Problem statement –
In the listing that follows, how many lines contain "Wikipedia"? Give the number only.

Data shown –

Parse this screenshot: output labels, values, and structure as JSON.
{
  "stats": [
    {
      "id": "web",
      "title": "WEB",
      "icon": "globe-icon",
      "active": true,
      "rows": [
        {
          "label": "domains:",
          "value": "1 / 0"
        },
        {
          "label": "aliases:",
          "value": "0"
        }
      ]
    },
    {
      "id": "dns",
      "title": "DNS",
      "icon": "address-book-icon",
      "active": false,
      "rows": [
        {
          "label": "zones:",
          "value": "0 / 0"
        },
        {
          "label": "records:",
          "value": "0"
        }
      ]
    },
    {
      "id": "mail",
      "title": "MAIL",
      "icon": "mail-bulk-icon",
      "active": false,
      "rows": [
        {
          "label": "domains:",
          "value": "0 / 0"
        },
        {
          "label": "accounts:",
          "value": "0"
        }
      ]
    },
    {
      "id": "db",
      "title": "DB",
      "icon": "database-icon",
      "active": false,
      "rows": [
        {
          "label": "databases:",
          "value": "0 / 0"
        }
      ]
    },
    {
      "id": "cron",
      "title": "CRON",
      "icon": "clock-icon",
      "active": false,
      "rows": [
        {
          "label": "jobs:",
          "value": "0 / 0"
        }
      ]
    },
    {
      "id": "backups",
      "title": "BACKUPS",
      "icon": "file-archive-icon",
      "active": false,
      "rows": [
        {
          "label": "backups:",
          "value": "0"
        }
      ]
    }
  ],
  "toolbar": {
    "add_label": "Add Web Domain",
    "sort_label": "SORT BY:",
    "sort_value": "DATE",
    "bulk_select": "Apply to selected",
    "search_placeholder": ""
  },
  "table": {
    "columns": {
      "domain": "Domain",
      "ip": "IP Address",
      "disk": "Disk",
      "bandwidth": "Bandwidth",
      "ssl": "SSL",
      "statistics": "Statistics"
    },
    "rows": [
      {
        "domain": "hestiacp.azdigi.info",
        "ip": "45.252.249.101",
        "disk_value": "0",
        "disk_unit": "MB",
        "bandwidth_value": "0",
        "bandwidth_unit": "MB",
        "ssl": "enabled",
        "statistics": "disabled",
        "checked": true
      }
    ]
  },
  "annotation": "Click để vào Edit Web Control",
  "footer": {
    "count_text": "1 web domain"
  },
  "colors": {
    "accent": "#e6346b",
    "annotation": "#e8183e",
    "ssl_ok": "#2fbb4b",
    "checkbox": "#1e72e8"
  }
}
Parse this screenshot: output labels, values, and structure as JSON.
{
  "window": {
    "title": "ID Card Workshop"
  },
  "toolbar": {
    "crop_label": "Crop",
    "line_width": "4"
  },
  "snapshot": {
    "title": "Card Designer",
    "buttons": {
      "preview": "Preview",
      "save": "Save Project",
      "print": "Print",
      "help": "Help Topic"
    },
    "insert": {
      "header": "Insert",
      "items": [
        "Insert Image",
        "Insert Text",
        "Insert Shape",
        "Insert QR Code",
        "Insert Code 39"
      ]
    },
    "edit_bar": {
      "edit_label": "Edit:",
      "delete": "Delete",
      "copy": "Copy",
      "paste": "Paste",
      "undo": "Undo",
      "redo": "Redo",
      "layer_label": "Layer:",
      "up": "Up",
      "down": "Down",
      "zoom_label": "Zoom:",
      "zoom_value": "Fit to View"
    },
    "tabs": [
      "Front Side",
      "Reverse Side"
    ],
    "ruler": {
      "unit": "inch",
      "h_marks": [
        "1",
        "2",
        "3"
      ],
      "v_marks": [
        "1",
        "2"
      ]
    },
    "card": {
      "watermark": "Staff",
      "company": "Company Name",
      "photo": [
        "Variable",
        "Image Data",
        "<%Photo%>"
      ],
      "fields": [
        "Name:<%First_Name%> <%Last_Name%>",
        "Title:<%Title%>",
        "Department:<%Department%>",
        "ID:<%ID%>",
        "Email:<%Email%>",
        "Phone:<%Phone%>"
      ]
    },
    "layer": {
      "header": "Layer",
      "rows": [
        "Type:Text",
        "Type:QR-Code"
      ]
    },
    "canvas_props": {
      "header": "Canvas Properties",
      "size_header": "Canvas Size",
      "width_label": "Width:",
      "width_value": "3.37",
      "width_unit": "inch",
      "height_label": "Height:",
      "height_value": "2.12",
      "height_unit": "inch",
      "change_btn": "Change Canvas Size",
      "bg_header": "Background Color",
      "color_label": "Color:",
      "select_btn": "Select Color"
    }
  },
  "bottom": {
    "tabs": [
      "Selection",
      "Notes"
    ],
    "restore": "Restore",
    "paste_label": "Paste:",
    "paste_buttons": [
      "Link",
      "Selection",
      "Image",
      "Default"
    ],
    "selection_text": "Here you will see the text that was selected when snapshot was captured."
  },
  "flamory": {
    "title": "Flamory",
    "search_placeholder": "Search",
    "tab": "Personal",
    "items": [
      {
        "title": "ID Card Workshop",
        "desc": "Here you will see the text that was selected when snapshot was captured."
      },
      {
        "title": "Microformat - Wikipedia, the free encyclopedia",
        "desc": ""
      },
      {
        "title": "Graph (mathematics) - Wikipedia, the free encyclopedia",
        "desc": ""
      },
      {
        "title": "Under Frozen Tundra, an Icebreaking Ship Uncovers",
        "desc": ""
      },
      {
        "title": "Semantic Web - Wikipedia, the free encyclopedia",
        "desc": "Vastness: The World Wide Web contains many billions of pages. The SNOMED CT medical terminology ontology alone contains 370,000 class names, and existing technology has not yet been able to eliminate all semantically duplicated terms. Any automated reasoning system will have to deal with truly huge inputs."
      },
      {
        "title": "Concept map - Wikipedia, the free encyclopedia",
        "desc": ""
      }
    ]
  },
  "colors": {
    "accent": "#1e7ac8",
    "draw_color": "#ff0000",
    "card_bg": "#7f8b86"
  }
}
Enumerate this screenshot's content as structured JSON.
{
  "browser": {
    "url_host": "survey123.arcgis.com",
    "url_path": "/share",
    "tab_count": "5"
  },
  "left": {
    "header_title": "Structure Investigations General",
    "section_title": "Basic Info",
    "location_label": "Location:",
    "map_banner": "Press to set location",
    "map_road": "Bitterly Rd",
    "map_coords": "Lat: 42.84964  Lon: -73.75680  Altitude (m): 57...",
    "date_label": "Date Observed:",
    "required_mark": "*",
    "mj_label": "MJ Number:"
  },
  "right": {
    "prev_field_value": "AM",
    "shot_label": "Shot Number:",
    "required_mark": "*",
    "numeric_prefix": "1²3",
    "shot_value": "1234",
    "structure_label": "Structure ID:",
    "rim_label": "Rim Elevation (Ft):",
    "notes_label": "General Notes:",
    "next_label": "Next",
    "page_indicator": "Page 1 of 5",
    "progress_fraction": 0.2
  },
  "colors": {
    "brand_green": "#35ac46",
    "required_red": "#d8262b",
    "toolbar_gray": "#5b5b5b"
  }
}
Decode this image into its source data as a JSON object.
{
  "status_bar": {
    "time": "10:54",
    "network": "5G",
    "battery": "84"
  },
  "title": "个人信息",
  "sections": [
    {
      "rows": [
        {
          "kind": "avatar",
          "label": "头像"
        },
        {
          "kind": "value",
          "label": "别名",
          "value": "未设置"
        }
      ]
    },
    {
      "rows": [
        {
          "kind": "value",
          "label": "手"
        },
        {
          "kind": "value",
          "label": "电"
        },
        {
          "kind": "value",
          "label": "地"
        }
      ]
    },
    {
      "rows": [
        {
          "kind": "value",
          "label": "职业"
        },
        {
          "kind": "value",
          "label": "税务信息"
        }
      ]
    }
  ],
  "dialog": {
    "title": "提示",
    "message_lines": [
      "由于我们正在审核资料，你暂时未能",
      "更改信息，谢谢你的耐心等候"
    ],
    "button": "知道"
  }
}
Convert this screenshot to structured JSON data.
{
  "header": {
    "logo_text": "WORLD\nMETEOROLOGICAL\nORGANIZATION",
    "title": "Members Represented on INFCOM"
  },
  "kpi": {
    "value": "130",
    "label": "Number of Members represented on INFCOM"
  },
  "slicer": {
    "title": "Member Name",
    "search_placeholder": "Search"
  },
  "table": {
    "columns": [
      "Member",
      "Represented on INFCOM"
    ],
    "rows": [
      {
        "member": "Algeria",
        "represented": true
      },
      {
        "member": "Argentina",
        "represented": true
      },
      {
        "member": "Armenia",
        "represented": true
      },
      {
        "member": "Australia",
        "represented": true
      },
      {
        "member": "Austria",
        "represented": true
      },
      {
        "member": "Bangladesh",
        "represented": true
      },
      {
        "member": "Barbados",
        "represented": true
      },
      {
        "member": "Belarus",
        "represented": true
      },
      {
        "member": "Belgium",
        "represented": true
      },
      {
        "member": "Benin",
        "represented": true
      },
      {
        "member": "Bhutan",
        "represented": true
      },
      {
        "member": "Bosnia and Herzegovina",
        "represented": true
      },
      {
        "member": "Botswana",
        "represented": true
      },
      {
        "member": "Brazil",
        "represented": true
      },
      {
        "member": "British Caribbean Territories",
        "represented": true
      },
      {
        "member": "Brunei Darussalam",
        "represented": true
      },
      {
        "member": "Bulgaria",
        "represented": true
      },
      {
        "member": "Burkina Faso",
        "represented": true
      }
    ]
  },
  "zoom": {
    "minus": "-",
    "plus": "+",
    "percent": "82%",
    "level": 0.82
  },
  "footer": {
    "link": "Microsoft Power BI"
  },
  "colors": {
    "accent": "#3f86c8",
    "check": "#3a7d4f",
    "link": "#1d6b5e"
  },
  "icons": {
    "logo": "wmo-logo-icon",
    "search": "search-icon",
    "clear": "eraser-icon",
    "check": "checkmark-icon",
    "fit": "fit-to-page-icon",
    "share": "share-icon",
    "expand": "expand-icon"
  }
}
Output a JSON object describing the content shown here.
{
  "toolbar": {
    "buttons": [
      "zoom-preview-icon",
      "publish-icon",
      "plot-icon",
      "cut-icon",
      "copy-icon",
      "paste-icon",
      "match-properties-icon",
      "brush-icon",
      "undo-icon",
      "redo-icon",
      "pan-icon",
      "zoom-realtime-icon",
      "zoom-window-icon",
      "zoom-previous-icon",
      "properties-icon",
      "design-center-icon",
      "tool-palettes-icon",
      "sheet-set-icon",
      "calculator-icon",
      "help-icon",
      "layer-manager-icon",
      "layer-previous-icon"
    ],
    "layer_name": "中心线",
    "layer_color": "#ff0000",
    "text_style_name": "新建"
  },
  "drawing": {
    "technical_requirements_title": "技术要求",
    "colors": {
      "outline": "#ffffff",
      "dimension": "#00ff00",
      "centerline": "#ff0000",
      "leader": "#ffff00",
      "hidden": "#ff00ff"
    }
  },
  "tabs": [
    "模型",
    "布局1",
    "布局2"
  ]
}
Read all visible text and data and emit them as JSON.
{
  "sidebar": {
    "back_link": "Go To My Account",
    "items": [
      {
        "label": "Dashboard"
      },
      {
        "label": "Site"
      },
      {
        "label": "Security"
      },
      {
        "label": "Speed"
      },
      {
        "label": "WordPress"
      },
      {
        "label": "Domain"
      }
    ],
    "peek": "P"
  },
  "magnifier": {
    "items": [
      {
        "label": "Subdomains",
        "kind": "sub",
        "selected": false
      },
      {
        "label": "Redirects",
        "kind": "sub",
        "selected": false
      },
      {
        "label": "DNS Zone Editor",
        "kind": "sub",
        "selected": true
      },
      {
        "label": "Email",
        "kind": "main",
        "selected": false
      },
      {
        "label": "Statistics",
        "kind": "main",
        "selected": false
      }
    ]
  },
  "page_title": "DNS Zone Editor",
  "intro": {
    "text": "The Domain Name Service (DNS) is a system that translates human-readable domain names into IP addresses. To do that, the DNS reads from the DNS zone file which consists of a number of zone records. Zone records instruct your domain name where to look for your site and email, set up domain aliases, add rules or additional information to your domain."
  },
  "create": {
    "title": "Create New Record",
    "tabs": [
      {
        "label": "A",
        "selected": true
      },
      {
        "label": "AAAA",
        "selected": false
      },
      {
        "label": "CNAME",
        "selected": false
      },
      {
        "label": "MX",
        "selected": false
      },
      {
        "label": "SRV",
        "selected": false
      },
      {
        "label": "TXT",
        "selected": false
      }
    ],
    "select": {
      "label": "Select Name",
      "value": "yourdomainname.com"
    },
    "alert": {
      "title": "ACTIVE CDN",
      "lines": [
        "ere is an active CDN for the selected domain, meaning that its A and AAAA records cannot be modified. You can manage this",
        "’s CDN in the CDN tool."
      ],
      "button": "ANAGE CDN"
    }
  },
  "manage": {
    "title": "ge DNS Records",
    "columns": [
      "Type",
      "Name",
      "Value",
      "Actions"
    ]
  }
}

Exercise answer –
4